[START OF WORKING DATA]

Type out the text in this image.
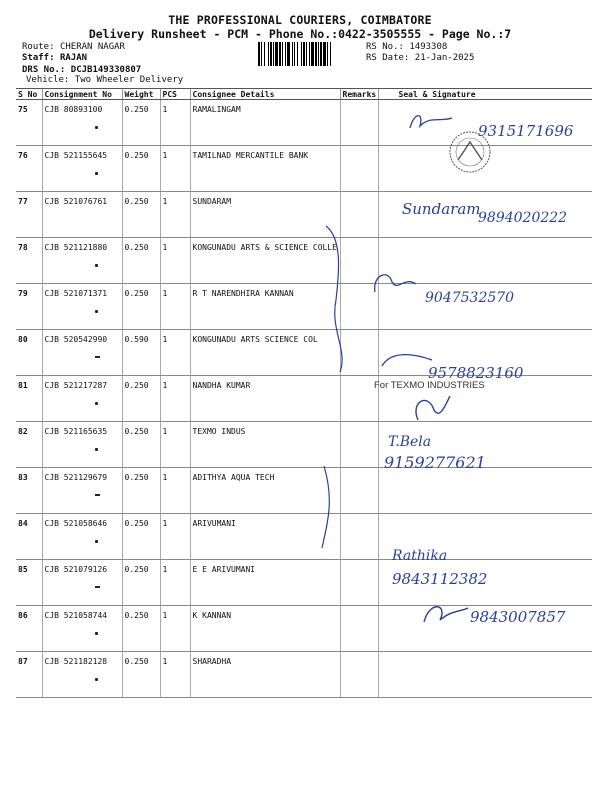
THE PROFESSIONAL COURIERS, COIMBATORE
Delivery Runsheet - PCM - Phone No.:0422-3505555 - Page No.:7
Route: CHERAN NAGAR
Staff: RAJAN
DRS No.: DCJB149330807
Vehicle: Two Wheeler Delivery
RS No.: 1493308
RS Date: 21-Jan-2025
S No	Consignment No	Weight	PCS	Consignee Details	Remarks	Seal & Signature
75	CJB 80893100	0.250	1	RAMALINGAM		
76	CJB 521155645	0.250	1	TAMILNAD MERCANTILE BANK		
77	CJB 521076761	0.250	1	SUNDARAM		
78	CJB 521121880	0.250	1	KONGUNADU ARTS & SCIENCE COLLE		
79	CJB 521071371	0.250	1	R T NARENDHIRA KANNAN		
80	CJB 520542990	0.590	1	KONGUNADU ARTS SCIENCE COL		
81	CJB 521217287	0.250	1	NANDHA KUMAR		
82	CJB 521165635	0.250	1	TEXMO INDUS		
83	CJB 521129679	0.250	1	ADITHYA AQUA TECH		
84	CJB 521058646	0.250	1	ARIVUMANI		
85	CJB 521079126	0.250	1	E E ARIVUMANI		
86	CJB 521058744	0.250	1	K KANNAN		
87	CJB 521182128	0.250	1	SHARADHA		
9315171696
Sundaram
9894020222
9047532570
9578823160
T.Bela
9159277621
Rathika
9843112382
9843007857
For TEXMO INDUSTRIES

[END OF WORKING DATA]

• TO BE DONE:
Return the listing above in full and without alteration, excluding its pictures.

• THE ANSWER:
Type out the text in this image.
THE PROFESSIONAL COURIERS, COIMBATORE
Delivery Runsheet - PCM - Phone No.:0422-3505555 - Page No.:7
Route: CHERAN NAGAR
Staff: RAJAN
DRS No.: DCJB149330807
Vehicle: Two Wheeler Delivery
RS No.: 1493308
RS Date: 21-Jan-2025
S No	Consignment No	Weight	PCS	Consignee Details	Remarks	Seal & Signature
75	CJB 80893100	0.250	1	RAMALINGAM		
76	CJB 521155645	0.250	1	TAMILNAD MERCANTILE BANK		
77	CJB 521076761	0.250	1	SUNDARAM		
78	CJB 521121880	0.250	1	KONGUNADU ARTS & SCIENCE COLLE		
79	CJB 521071371	0.250	1	R T NARENDHIRA KANNAN		
80	CJB 520542990	0.590	1	KONGUNADU ARTS SCIENCE COL		
81	CJB 521217287	0.250	1	NANDHA KUMAR		
82	CJB 521165635	0.250	1	TEXMO INDUS		
83	CJB 521129679	0.250	1	ADITHYA AQUA TECH		
84	CJB 521058646	0.250	1	ARIVUMANI		
85	CJB 521079126	0.250	1	E E ARIVUMANI		
86	CJB 521058744	0.250	1	K KANNAN		
87	CJB 521182128	0.250	1	SHARADHA		
9315171696
Sundaram
9894020222
9047532570
9578823160
T.Bela
9159277621
Rathika
9843112382
9843007857
For TEXMO INDUSTRIES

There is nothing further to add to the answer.